→ DO THIS
The records should be written out in full, with nothing altered.

'''

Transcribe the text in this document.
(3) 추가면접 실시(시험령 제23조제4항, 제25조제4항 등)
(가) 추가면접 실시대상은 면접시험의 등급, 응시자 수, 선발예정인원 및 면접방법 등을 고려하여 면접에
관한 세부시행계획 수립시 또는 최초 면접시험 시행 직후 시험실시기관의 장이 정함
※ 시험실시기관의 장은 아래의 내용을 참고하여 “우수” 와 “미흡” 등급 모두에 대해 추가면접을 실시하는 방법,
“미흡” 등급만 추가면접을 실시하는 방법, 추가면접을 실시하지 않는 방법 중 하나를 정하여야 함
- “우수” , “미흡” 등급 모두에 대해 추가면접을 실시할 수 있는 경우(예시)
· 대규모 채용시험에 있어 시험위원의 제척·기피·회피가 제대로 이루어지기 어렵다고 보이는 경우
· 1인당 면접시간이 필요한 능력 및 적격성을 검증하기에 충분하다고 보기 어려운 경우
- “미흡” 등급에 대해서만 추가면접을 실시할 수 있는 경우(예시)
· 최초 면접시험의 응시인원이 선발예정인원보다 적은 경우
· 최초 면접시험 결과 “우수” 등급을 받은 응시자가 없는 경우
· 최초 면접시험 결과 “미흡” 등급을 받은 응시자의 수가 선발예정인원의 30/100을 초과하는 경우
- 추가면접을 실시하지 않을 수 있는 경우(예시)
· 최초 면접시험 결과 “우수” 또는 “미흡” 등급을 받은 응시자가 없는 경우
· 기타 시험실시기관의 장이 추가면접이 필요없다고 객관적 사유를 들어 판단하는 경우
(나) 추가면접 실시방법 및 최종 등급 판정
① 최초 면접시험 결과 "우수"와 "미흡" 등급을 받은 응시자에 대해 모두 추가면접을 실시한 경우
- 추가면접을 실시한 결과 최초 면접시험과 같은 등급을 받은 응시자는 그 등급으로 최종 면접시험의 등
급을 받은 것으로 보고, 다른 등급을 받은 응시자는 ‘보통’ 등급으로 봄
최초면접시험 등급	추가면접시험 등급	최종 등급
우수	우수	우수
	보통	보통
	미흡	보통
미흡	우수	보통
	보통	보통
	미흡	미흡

'''

→ SOLUTION TO THIS TASK
Transcribe the text in this document.
(3) 추가면접 실시(시험령 제23조제4항, 제25조제4항 등)
(가) 추가면접 실시대상은 면접시험의 등급, 응시자 수, 선발예정인원 및 면접방법 등을 고려하여 면접에
관한 세부시행계획 수립시 또는 최초 면접시험 시행 직후 시험실시기관의 장이 정함
※ 시험실시기관의 장은 아래의 내용을 참고하여 “우수” 와 “미흡” 등급 모두에 대해 추가면접을 실시하는 방법,
“미흡” 등급만 추가면접을 실시하는 방법, 추가면접을 실시하지 않는 방법 중 하나를 정하여야 함
- “우수” , “미흡” 등급 모두에 대해 추가면접을 실시할 수 있는 경우(예시)
· 대규모 채용시험에 있어 시험위원의 제척·기피·회피가 제대로 이루어지기 어렵다고 보이는 경우
· 1인당 면접시간이 필요한 능력 및 적격성을 검증하기에 충분하다고 보기 어려운 경우
- “미흡” 등급에 대해서만 추가면접을 실시할 수 있는 경우(예시)
· 최초 면접시험의 응시인원이 선발예정인원보다 적은 경우
· 최초 면접시험 결과 “우수” 등급을 받은 응시자가 없는 경우
· 최초 면접시험 결과 “미흡” 등급을 받은 응시자의 수가 선발예정인원의 30/100을 초과하는 경우
- 추가면접을 실시하지 않을 수 있는 경우(예시)
· 최초 면접시험 결과 “우수” 또는 “미흡” 등급을 받은 응시자가 없는 경우
· 기타 시험실시기관의 장이 추가면접이 필요없다고 객관적 사유를 들어 판단하는 경우
(나) 추가면접 실시방법 및 최종 등급 판정
① 최초 면접시험 결과 "우수"와 "미흡" 등급을 받은 응시자에 대해 모두 추가면접을 실시한 경우
- 추가면접을 실시한 결과 최초 면접시험과 같은 등급을 받은 응시자는 그 등급으로 최종 면접시험의 등
급을 받은 것으로 보고, 다른 등급을 받은 응시자는 ‘보통’ 등급으로 봄
최초면접시험 등급	추가면접시험 등급	최종 등급
우수	우수	우수
	보통	보통
	미흡	보통
미흡	우수	보통
	보통	보통
	미흡	미흡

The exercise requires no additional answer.